### DATA FOR THE TASK
-- START --

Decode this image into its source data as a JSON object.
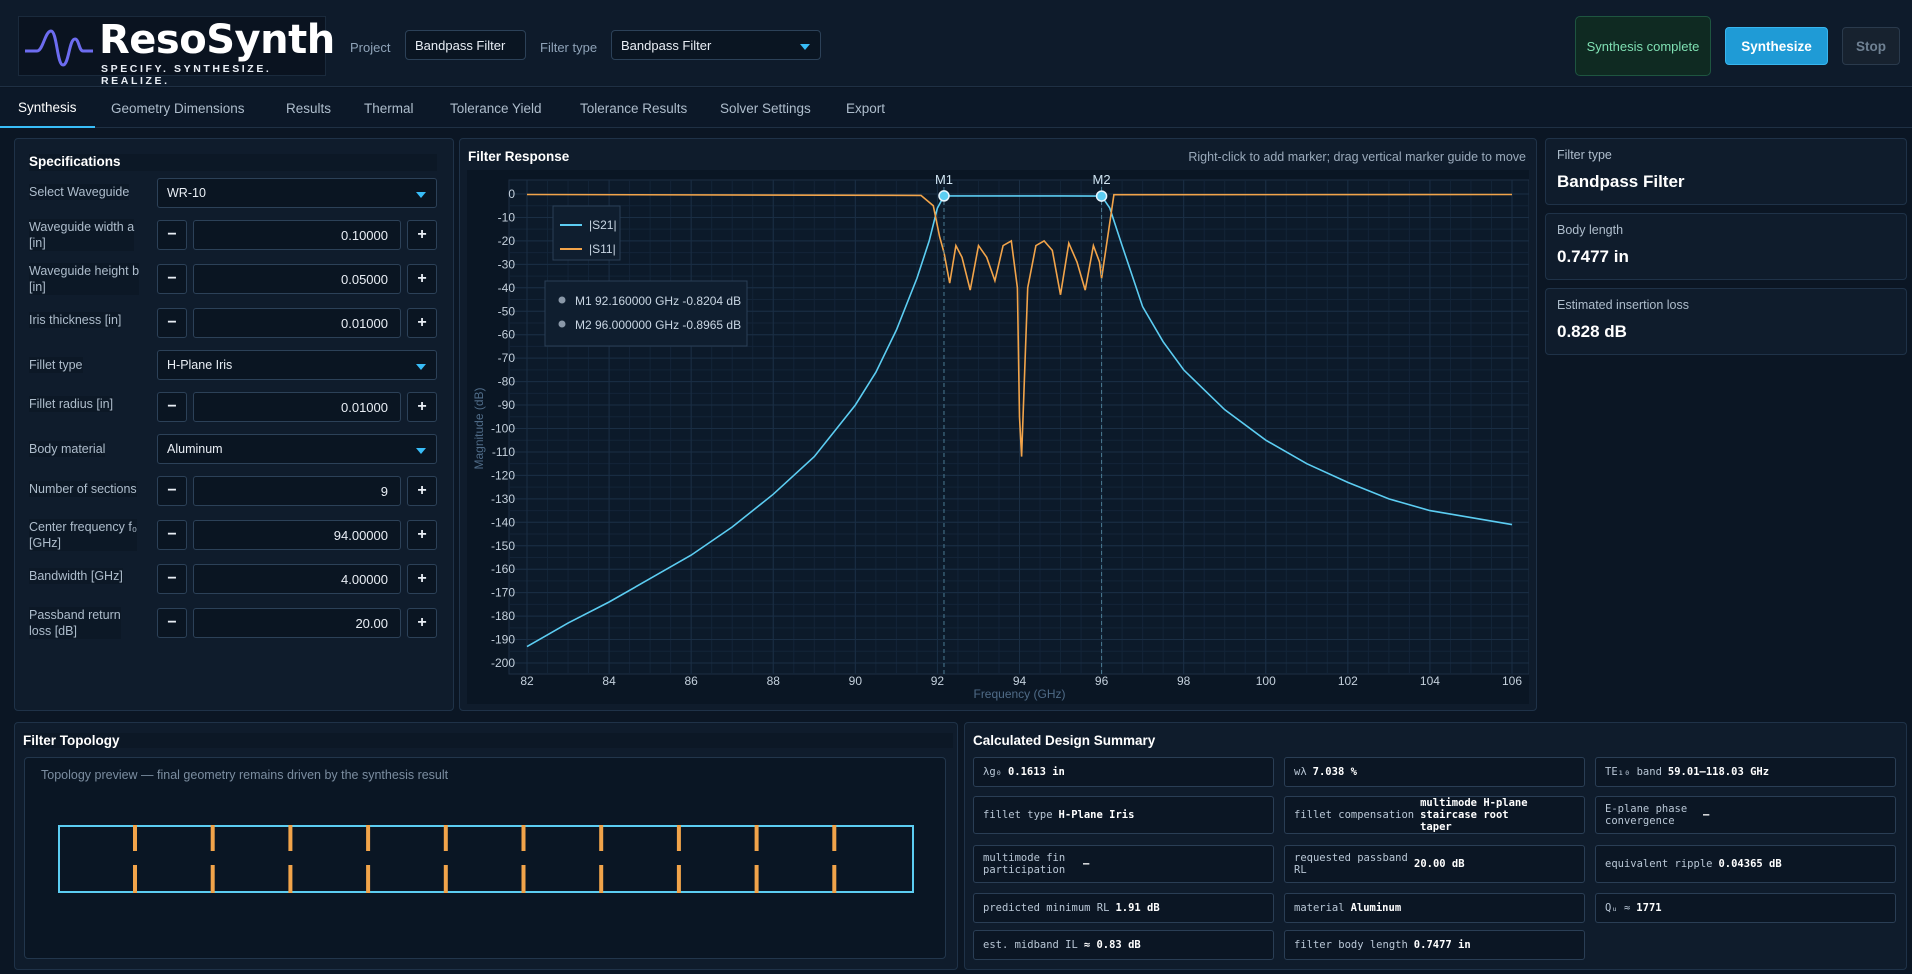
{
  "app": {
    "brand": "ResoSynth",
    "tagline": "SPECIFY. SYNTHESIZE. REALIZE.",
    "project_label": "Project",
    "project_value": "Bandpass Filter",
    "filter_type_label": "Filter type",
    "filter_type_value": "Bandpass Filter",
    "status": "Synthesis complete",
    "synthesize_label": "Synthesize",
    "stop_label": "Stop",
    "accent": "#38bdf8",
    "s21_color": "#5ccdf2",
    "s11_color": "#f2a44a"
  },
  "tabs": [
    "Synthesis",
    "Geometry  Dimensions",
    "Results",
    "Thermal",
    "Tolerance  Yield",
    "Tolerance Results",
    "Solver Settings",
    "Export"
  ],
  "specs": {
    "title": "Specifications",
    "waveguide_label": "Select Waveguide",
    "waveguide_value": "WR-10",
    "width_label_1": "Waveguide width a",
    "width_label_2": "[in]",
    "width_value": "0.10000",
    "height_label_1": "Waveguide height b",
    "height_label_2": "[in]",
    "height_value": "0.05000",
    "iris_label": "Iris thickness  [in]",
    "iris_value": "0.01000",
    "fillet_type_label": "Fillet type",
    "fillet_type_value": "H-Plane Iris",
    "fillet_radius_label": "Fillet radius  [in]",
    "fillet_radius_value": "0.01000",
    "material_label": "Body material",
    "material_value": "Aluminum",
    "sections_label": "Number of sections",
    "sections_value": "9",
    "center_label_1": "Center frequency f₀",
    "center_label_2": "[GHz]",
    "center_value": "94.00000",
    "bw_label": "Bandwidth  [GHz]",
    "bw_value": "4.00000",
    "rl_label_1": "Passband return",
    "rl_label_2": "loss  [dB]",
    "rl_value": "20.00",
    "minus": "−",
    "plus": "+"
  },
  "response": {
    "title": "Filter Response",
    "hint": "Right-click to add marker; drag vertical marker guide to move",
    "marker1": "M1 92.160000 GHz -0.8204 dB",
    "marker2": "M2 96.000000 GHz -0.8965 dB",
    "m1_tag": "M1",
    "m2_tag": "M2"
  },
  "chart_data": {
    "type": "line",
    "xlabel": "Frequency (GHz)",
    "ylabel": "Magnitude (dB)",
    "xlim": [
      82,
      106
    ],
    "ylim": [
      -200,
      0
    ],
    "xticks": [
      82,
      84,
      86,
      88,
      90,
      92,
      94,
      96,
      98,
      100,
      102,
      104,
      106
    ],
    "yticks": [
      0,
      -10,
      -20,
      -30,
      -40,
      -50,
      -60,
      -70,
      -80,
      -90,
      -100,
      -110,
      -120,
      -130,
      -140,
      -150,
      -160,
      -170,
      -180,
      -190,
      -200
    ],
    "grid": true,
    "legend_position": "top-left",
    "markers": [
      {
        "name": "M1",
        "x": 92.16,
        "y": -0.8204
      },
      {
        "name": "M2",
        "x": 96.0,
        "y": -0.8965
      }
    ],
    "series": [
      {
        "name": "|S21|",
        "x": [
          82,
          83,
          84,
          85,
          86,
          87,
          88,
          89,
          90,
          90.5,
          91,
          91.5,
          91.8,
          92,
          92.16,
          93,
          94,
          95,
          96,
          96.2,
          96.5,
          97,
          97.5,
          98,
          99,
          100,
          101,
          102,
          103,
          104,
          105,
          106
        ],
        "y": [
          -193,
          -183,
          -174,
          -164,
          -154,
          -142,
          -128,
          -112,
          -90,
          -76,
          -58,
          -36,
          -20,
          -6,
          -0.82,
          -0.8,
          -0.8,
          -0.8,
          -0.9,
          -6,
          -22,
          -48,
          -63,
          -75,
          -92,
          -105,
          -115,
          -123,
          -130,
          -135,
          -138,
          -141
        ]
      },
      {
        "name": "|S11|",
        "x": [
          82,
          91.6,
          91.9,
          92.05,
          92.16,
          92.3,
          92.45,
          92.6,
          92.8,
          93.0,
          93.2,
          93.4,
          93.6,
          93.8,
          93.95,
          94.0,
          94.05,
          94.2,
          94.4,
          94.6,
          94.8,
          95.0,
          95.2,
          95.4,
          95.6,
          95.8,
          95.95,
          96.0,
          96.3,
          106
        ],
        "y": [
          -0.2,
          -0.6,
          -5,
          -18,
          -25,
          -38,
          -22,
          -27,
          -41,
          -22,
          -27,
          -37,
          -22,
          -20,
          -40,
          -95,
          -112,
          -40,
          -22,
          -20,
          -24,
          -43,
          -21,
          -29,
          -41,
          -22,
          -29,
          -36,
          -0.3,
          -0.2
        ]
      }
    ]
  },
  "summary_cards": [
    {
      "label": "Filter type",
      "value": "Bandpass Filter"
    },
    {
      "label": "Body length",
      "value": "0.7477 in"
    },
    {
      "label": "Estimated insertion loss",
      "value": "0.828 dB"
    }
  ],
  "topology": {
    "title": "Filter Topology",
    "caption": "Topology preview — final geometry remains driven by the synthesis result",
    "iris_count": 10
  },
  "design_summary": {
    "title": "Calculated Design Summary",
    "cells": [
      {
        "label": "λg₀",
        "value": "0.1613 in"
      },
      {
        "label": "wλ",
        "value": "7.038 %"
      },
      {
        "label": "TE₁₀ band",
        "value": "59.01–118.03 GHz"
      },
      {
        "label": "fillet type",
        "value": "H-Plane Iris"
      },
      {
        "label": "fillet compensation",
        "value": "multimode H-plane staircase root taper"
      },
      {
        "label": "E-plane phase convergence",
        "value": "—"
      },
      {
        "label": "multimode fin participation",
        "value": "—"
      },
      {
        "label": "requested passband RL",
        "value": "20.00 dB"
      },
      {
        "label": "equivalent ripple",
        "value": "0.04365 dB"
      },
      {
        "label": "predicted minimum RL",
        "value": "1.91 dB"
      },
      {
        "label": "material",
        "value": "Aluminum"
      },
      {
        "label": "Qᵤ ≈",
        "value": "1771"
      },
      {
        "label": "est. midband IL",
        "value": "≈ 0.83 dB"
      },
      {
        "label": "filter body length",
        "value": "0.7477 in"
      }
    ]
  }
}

-- END --
-- START --

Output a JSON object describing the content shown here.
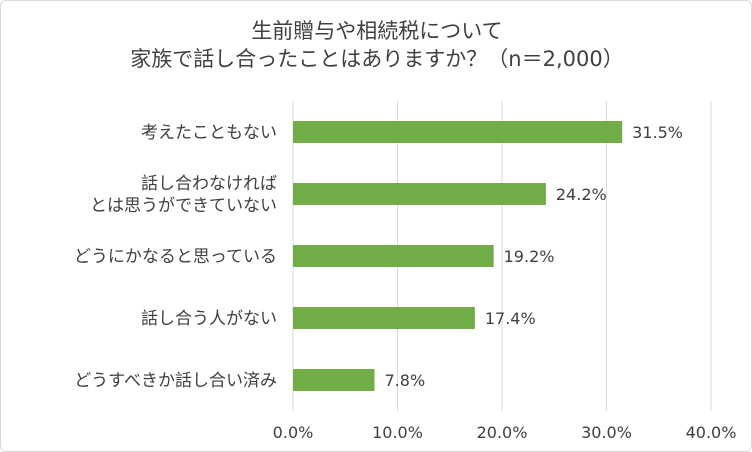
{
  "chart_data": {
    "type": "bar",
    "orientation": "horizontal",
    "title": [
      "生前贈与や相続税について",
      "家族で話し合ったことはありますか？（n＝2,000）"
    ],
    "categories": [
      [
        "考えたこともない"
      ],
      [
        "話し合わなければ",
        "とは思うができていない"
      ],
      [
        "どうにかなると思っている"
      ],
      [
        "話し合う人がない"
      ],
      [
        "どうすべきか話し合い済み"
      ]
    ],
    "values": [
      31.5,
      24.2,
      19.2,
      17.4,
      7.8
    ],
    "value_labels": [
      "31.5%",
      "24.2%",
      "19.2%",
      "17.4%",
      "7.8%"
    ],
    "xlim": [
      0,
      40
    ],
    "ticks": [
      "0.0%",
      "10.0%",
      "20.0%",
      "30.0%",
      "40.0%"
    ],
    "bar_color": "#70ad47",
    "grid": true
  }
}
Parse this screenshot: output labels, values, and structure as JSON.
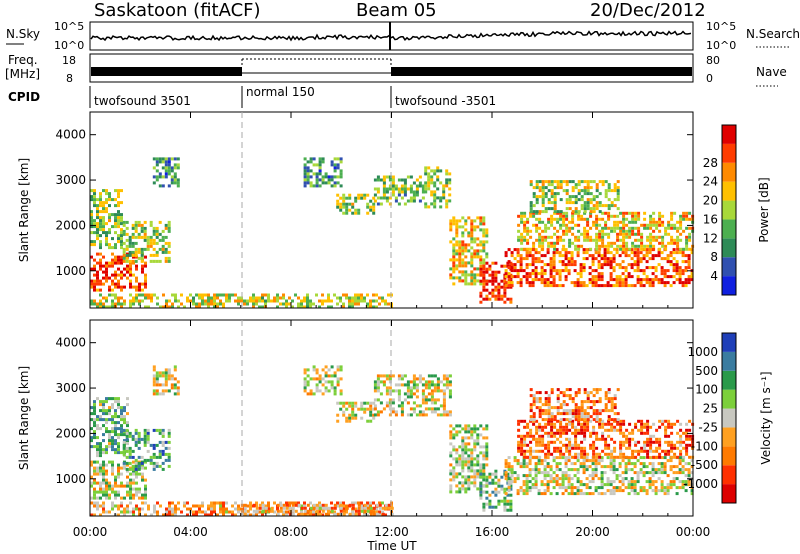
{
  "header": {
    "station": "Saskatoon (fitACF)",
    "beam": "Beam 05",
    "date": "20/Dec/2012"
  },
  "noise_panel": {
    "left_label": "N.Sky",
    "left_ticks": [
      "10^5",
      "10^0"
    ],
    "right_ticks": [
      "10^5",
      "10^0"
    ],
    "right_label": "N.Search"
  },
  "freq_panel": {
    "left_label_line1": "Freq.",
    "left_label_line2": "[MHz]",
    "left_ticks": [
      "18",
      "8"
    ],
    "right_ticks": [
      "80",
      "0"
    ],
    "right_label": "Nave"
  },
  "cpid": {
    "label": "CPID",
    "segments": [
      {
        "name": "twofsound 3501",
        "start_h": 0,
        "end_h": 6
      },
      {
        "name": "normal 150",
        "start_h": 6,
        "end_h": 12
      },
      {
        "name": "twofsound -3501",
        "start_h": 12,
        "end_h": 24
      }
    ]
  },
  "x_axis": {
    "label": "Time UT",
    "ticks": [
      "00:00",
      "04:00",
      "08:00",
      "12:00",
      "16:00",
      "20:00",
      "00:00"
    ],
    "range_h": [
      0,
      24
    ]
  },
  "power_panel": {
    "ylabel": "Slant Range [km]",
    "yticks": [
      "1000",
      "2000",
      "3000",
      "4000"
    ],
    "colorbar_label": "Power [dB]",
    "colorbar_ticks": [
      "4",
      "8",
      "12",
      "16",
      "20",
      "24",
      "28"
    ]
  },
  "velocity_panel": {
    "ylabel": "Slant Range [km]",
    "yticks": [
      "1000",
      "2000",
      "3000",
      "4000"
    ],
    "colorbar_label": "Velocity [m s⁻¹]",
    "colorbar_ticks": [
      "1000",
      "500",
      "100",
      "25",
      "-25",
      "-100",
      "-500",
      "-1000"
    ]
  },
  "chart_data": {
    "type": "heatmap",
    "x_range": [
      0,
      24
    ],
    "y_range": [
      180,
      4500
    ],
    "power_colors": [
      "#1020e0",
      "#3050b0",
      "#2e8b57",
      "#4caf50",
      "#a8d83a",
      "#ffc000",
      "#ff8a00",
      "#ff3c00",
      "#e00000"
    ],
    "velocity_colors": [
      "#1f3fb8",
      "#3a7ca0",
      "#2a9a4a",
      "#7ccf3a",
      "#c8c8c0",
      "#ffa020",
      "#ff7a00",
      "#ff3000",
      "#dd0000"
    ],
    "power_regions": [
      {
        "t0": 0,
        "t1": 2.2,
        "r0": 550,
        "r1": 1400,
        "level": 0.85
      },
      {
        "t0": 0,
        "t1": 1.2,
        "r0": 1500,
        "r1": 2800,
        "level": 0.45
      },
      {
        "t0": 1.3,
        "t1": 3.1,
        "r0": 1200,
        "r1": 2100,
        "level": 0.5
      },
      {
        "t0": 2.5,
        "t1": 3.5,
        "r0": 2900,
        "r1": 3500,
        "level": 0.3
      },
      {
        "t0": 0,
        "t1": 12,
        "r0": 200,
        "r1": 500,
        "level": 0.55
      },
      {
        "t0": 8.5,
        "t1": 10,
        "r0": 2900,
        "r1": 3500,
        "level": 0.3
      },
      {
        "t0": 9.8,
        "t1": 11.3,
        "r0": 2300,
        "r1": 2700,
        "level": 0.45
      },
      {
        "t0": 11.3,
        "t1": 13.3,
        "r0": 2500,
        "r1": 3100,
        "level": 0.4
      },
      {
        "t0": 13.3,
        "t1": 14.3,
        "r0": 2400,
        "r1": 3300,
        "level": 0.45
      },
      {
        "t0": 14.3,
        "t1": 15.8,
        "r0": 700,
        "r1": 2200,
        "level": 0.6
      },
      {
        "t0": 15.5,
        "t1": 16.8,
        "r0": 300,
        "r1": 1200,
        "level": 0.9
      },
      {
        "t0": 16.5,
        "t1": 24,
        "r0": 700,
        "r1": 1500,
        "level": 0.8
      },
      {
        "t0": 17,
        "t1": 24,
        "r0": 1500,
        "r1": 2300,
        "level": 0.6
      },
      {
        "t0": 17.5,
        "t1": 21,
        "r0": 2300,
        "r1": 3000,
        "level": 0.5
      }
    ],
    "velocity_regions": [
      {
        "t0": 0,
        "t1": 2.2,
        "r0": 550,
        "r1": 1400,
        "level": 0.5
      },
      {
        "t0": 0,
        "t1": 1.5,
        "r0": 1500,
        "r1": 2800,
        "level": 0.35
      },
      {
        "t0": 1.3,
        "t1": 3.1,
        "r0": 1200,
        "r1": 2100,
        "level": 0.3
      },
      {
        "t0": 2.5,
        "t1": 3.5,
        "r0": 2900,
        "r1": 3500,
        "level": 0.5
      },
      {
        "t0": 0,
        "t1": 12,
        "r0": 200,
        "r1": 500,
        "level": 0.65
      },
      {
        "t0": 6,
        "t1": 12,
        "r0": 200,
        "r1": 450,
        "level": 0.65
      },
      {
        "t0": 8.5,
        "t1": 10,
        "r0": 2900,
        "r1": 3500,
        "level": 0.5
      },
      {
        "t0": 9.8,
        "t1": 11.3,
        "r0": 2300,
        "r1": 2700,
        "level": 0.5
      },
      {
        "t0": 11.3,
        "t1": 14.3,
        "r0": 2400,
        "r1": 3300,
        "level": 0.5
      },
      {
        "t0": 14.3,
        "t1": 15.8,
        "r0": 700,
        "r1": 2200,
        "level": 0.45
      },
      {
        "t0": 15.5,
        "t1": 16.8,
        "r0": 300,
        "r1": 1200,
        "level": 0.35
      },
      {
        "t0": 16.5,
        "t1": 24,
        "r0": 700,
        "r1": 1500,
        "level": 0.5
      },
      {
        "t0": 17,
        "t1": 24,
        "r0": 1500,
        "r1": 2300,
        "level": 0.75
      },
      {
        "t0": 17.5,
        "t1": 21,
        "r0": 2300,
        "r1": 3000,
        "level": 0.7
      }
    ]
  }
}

-- END --

### WHAT TO WORK ON
Extract lines where the string "JSON" occurs.

### OUTPUT OF THE EXERCISE
Decode this image into its source data as a JSON object.
Output a JSON object describing the content shown here.
Parse this screenshot: output labels, values, and structure as JSON.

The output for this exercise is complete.